§ **EXERCISE TASKS**
1. Reproduce the part of the forum thread on the 2010 FMBB results from "## Toran Scott" up to and including "again on Sunday.".
2. Answer these questions using the forum thread on the 2010 FMBB results:
(a) What Pro score did Josef Hass and Don have?
(b) On which day do the top 20 dogs compete again?
(c) On what day and date do the Mondio 3 trials start?
3. Extend the forum thread on the 2010 FMBB results from the point where it stops.

§ **PASSAGE GIVEN**
* * * *

# 2010 FMBB results are up



## Mario Fernandez (Jun 21, 2008)

http://www.fmbb2010.net/fileadmin/templates/dim/docs/ipo_resultate.pdf

Josef Hass and Don has the highest Pro score with 96

Peter & bendix 94

Mia and Helge 92

Ivan B 81 w/ rock

Mike w/ Bacchus 81


----------



## Sue DiCero (Sep 2, 2006)

What does cancel mean? Pulled?


----------



## Christopher Smith (Jun 20, 2008)

Sue DiCero said:


> What does cancel mean? Pulled?


Yes


----------



## Edward Egan (Mar 4, 2009)

I take it these results are not complete?


----------



## Gillian Schuler (Apr 12, 2008)

No, just interim results - it's not finished yet.

Edgar Scherkl Germany 97 in A.


----------



## Toran Scott (Mar 27, 2009)

The Germans are putting up some really nice scores.


----------



## Mario Fernandez (Jun 21, 2008)

No Edward it just started...Interesting format this year. Competition started thurs and ends Sat. The top 20 dogs compete again on Sunday.

Haven't heard of any MR results I believed they start today.


----------



## Gillian Schuler (Apr 12, 2008)

Mondio 2:

http://www.fmbb2010.net/en/veranstaltung/mondioring/resultate1/

Mondio 3 trials start Saturday, 22.5.10


----------



## John Wiitanen (Feb 25, 2009)

Why doesnt Ivan have a tracking score up yet? Does anyone know what it was?


----------



## Chris Kutelis (Nov 19, 2007)

* * * *

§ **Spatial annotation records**

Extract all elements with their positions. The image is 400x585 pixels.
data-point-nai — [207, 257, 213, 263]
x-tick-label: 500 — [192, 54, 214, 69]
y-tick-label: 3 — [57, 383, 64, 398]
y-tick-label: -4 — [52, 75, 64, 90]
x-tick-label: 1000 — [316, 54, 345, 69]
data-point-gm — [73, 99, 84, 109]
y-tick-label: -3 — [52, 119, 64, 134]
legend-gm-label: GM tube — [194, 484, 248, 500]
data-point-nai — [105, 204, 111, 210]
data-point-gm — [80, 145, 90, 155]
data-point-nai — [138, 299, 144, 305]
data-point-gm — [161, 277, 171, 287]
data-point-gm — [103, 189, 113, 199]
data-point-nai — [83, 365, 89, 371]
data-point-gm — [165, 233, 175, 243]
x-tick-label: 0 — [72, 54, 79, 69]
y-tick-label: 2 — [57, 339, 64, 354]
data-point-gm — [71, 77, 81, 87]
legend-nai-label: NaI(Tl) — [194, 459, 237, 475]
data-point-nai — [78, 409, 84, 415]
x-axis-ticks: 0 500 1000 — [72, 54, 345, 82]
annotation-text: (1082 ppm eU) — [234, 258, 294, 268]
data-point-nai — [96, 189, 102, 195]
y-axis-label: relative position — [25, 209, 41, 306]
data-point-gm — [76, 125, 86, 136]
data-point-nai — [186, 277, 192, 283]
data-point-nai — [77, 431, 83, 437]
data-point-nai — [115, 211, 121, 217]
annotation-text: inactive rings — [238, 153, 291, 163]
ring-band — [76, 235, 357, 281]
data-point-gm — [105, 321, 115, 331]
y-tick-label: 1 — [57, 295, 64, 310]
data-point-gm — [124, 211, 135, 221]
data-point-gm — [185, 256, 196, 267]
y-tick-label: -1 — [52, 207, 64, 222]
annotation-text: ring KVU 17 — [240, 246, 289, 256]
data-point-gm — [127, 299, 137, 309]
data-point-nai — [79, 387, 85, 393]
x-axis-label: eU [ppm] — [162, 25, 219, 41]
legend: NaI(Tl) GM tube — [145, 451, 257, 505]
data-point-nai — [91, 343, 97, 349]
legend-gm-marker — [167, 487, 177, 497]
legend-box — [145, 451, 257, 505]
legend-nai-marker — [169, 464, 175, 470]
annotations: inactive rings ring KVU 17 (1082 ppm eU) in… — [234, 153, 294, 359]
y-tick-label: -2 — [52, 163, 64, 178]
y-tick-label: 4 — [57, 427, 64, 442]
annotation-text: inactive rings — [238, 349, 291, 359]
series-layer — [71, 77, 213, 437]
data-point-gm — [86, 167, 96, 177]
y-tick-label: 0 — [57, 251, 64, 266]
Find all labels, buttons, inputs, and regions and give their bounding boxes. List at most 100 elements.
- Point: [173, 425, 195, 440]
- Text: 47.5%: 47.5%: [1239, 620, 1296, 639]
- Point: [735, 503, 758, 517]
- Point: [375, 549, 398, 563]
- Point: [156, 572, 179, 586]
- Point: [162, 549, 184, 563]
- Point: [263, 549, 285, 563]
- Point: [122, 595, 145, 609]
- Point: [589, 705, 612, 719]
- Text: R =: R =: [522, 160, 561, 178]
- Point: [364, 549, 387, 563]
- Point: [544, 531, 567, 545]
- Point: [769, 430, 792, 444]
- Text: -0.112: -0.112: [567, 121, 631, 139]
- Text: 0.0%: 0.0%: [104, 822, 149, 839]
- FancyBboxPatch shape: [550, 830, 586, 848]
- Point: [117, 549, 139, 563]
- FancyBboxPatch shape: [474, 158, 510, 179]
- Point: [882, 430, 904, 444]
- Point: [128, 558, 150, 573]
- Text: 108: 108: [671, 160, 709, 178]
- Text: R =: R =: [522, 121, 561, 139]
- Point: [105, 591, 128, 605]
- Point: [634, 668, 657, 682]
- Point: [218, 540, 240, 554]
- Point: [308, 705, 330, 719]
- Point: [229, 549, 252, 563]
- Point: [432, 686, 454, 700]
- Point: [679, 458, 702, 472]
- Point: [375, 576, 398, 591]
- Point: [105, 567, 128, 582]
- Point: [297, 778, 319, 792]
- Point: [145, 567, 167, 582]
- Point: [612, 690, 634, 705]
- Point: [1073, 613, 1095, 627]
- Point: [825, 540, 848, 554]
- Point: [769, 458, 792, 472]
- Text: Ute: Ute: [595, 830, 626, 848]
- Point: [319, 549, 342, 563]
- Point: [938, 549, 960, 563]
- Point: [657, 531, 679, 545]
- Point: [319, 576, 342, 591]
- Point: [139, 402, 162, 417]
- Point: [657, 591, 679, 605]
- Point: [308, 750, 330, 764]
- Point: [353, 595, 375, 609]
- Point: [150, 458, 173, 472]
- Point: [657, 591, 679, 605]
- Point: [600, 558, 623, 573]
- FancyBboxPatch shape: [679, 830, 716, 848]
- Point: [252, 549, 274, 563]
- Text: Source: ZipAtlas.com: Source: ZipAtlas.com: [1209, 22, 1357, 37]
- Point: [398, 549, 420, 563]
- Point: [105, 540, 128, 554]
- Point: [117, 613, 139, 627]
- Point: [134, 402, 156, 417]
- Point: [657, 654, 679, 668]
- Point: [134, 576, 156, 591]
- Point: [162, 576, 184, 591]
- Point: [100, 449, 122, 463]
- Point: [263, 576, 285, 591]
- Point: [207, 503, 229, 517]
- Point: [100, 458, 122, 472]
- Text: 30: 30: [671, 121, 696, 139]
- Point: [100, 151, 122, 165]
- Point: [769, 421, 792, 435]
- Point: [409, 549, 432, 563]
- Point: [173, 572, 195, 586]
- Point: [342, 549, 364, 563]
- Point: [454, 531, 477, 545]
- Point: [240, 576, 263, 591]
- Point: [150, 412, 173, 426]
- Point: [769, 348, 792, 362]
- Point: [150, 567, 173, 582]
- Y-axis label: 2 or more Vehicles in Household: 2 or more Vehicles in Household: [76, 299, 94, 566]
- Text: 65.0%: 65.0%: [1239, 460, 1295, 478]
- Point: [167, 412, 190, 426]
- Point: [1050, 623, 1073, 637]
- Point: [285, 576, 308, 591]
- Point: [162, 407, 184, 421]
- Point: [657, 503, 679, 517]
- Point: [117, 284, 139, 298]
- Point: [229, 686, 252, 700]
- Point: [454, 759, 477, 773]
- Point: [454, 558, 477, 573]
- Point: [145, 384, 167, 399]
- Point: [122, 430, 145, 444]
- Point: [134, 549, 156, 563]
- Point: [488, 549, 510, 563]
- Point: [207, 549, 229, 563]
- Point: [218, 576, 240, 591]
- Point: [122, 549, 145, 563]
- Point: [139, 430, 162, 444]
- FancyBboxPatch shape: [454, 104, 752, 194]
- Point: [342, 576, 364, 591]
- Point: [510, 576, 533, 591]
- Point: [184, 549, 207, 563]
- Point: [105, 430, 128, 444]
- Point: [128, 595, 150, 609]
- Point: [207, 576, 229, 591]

* * * *

§ **ANSWERS BY TASK**
1.
## Toran Scott (Mar 27, 2009)

The Germans are putting up some really nice scores.


----------



## Mario Fernandez (Jun 21, 2008)

No Edward it just started...Interesting format this year. Competition started thurs and ends Sat. The top 20 dogs compete again on Sunday.

2.
(a) 96
(b) Sunday
(c) Saturday, 22.5.10

3.
Mario Fernandez said:


> No Edward it just started...Interesting format this year. Competition started thurs and ends Sat. The top 20 dogs compete again on Sunday.
> 
> Haven't heard of any MR results I believed they start today.


Is it all three phases again on Sunday?


----------



## John Wiitanen (Feb 25, 2009)

no just B and C ...dont know if same judges and helpers?


----------



## Gillian Schuler (Apr 12, 2008)

Not sure about the judges but there will be different helpers.

First time ever at FMBB Worlds that such a final will take place. The 20 best teams competing again in B+C.


----------



## James Downey (Oct 27, 2008)

Gillian Schuler said:


> Not sure about the judges but there will be different helpers.
> 
> First time ever at FMBB Worlds that such a final will take place. The 20 best teams competing again in B+C.


Which is complete ****ing bullshit. 

First it puts tracking in a subordinate role. IPO is a 3 phase sport.

And second strong dogs who show well the first time around have everything to lose and weaker dogs who show better the second time around have everything to gain.

Also it changes everything.....You do not have to win now when you show, youyou just have to qualify into the top 20 your first go around. Then the competetion starts. 

Completely retarded.


----------



## Gillian Schuler (Apr 12, 2008)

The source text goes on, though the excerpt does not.